--- START PAGE ---

I can't say much about your saddle because I keep looking at your horse but both are beautiful.


----------



## OutOfTheLoop (Apr 1, 2012)

dont feel bad, I do the same, I always switch out leather for nylon. I just cant help myself
_Posted via Mobile Device_


----------



## updownrider (Mar 31, 2009)

That is a magical saddle, I've never seen you look so good on a horse! You and Mia look sharp.


----------



## smrobs (Jul 30, 2008)

That's an awesome looking saddle. Someday I will have one of Kevin's saddles in my tack room (probably for a big red horse if he gets any bigger :wink.

Looks like Mia was really enjoying herself and you look very comfortable in it. Personally, I think I would leave the bucking rolls. While she may not be a bucker, they also help with the "stick-um" in those hard spooks and/or spins too :razz:.

As for the latigos, I always switch mine out for nylon as well. I just always hated leather latigos and I can't stand regular off-billets (full latigos on both sides for me)....but I always make sure to match them with a cinch that will stretch a bit like mohair or alpaca.


----------



## waresbear (Jun 18, 2011)

Nice saddle, and stop switching stuff out on it! Use it! Like peops who buy nice furniture, then cover it with plastic!


----------



## dlady (Apr 13, 2013)

Very nice bsms. Love that saddle and Mia looks good modeling it. I've had my eye on T-9716 for awhile now for Vegas. He's at the trainers now. Picking him up next week and plan on putting some miles on him during the winter before I make a commitment on his new saddle.


----------



## SouthernTrails (Dec 19, 2008)

.

Glad Mia and you like the new Saddle

I failed on my checklist to ask if you wanted Nylon on-off straps :-(

waresbear, I will look into a plastic covering for the saddle when you get yours :lol::lol::lol:


.


----------



## Celeste (Jul 3, 2011)

Nice saddle!! Looks like a perfect fit!


----------



## bsms (Dec 31, 2010)

--- END PAGE ---
--- START RECORDS SHOWN ---

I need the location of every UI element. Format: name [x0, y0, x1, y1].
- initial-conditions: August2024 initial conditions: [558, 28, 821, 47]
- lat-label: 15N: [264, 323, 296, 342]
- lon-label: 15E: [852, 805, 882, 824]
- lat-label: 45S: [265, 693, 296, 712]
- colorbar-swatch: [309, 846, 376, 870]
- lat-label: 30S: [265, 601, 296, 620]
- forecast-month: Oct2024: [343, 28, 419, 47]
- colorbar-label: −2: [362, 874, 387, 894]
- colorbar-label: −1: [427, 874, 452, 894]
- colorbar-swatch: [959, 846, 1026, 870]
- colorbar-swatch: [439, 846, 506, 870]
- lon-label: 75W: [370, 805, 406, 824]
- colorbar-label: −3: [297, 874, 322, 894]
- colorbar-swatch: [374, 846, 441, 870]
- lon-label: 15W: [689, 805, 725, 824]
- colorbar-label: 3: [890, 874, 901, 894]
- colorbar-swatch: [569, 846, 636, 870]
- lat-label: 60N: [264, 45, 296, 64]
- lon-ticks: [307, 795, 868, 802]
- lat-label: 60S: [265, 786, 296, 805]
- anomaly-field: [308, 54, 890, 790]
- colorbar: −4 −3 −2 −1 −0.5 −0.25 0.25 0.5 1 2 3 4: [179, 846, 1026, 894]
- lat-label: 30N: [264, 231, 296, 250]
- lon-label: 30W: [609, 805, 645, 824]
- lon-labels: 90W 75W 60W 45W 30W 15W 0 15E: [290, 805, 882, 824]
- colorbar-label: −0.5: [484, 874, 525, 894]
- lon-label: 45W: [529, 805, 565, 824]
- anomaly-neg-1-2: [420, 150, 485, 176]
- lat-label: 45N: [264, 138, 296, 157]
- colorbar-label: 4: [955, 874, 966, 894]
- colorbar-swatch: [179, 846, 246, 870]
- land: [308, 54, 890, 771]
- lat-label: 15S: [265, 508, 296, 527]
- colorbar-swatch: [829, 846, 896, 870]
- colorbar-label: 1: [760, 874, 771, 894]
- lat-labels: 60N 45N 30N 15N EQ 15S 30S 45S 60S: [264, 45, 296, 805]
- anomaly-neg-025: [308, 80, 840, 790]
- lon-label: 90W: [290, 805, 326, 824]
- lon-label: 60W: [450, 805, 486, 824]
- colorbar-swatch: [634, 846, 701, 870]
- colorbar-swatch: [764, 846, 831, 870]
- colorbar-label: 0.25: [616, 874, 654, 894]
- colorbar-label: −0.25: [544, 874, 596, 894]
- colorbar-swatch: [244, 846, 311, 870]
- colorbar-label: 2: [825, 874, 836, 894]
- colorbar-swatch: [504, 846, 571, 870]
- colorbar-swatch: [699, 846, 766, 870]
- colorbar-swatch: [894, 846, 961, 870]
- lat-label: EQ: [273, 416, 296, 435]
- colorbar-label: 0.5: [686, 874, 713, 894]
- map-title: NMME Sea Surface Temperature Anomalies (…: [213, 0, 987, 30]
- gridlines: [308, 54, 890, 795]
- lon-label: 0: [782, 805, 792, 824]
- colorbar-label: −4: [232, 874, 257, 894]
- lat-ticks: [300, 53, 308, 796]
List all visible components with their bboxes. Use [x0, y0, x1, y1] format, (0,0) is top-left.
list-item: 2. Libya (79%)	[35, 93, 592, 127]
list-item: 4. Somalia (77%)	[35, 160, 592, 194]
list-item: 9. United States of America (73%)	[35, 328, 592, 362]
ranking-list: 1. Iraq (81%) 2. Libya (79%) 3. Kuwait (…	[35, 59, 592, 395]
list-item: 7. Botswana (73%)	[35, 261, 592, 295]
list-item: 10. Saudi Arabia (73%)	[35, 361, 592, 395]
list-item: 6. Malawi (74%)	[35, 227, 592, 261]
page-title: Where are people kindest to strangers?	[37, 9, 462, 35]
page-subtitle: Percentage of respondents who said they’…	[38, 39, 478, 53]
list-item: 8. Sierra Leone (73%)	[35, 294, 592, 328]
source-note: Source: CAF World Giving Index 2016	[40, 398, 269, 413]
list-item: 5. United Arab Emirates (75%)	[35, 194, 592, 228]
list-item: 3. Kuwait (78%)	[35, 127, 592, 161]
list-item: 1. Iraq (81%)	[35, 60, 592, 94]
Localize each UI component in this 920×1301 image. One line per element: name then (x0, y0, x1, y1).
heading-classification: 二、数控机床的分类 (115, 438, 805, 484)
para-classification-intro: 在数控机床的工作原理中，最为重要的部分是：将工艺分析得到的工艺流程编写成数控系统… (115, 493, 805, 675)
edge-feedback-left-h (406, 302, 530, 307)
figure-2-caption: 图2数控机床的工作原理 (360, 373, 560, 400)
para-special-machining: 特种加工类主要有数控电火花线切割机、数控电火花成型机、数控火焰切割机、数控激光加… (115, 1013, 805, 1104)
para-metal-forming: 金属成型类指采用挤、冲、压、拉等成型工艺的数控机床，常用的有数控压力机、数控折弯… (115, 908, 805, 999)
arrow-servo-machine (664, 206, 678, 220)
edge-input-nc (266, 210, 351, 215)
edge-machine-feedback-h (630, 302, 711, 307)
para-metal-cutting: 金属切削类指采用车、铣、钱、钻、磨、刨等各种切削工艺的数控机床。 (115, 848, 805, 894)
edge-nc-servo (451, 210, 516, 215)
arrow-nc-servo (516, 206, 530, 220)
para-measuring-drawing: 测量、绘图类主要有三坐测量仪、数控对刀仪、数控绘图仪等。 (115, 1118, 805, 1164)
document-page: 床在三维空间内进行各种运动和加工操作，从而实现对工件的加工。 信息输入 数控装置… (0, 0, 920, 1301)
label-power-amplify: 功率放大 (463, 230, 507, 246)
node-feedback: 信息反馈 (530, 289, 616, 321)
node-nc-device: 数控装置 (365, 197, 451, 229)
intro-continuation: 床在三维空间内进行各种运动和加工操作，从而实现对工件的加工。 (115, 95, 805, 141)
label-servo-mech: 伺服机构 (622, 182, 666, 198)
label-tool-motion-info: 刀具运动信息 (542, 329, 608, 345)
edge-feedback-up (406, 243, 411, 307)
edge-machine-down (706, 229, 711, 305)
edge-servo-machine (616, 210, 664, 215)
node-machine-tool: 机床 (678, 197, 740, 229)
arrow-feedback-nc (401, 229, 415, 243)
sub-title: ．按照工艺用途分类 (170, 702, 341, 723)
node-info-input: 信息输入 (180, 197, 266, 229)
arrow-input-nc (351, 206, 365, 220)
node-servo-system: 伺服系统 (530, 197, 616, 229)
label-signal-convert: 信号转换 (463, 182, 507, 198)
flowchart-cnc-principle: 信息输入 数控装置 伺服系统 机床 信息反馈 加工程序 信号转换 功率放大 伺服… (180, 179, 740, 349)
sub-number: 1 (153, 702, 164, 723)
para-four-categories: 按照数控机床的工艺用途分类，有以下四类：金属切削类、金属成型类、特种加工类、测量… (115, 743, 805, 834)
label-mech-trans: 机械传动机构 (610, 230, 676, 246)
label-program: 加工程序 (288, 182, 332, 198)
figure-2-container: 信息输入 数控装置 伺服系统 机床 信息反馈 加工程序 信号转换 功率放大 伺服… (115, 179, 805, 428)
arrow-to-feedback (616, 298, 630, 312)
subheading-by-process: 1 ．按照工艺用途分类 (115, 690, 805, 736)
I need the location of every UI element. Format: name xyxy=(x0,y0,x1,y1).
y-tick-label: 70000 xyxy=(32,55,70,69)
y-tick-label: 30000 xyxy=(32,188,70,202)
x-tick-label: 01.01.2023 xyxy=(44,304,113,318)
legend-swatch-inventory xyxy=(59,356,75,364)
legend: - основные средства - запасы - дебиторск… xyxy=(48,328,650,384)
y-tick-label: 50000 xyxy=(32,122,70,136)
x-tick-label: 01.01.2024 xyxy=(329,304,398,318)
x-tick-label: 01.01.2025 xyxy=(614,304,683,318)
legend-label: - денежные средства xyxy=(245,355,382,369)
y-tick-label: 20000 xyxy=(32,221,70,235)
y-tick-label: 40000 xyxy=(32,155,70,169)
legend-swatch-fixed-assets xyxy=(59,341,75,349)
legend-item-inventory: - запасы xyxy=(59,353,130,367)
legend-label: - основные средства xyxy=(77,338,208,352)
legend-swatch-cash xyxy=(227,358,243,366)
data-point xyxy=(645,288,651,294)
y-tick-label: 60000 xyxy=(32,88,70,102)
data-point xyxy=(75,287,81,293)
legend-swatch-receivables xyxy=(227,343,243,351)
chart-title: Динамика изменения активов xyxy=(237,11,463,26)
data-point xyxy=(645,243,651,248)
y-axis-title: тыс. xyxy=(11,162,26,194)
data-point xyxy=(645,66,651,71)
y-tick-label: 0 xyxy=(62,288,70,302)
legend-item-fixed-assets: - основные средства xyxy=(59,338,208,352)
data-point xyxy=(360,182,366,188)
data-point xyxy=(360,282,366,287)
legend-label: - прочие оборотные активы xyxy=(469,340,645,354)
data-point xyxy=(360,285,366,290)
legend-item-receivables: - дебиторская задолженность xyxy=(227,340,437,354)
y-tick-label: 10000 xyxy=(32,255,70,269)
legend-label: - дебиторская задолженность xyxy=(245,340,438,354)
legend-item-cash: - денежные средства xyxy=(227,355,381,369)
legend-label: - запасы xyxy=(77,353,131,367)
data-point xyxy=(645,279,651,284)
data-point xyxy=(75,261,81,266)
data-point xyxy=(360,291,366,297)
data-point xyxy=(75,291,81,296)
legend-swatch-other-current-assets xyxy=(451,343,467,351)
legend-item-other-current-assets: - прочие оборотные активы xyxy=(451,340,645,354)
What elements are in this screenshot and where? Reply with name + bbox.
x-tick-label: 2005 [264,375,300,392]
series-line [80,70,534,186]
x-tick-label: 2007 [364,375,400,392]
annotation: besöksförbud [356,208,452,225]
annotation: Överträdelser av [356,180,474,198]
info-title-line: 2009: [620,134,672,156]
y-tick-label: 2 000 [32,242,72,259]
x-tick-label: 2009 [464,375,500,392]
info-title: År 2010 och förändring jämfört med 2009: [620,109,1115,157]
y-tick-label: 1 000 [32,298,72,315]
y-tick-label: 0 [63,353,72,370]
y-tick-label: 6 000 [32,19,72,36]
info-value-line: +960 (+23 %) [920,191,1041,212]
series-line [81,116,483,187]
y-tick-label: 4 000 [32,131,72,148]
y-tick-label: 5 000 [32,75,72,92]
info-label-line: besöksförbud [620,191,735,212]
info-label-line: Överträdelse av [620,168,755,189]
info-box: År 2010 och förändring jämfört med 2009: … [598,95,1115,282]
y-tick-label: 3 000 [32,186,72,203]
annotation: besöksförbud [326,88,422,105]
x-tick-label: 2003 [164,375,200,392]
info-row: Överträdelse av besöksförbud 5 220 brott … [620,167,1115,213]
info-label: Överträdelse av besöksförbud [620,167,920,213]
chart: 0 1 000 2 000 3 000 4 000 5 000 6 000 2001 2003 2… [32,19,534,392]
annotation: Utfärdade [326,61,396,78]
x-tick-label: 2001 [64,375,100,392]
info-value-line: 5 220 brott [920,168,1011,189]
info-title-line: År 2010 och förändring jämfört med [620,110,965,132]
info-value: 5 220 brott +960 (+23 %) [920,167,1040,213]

--- END RECORDS SHOWN ---

DESCRIPTION OF THE TASK:
Reproduce the saddle forum thread above word for word, from its first line to its last.

TASK OUTPUT:
I can't say much about your saddle because I keep looking at your horse but both are beautiful.


----------



## OutOfTheLoop (Apr 1, 2012)

dont feel bad, I do the same, I always switch out leather for nylon. I just cant help myself
_Posted via Mobile Device_


----------



## updownrider (Mar 31, 2009)

That is a magical saddle, I've never seen you look so good on a horse! You and Mia look sharp.


----------



## smrobs (Jul 30, 2008)

That's an awesome looking saddle. Someday I will have one of Kevin's saddles in my tack room (probably for a big red horse if he gets any bigger :wink.

Looks like Mia was really enjoying herself and you look very comfortable in it. Personally, I think I would leave the bucking rolls. While she may not be a bucker, they also help with the "stick-um" in those hard spooks and/or spins too :razz:.

As for the latigos, I always switch mine out for nylon as well. I just always hated leather latigos and I can't stand regular off-billets (full latigos on both sides for me)....but I always make sure to match them with a cinch that will stretch a bit like mohair or alpaca.


----------



## waresbear (Jun 18, 2011)

Nice saddle, and stop switching stuff out on it! Use it! Like peops who buy nice furniture, then cover it with plastic!


----------



## dlady (Apr 13, 2013)

Very nice bsms. Love that saddle and Mia looks good modeling it. I've had my eye on T-9716 for awhile now for Vegas. He's at the trainers now. Picking him up next week and plan on putting some miles on him during the winter before I make a commitment on his new saddle.


----------



## SouthernTrails (Dec 19, 2008)

.

Glad Mia and you like the new Saddle

I failed on my checklist to ask if you wanted Nylon on-off straps :-(

waresbear, I will look into a plastic covering for the saddle when you get yours :lol::lol::lol:


.


----------



## Celeste (Jul 3, 2011)

Nice saddle!! Looks like a perfect fit!


----------



## bsms (Dec 31, 2010)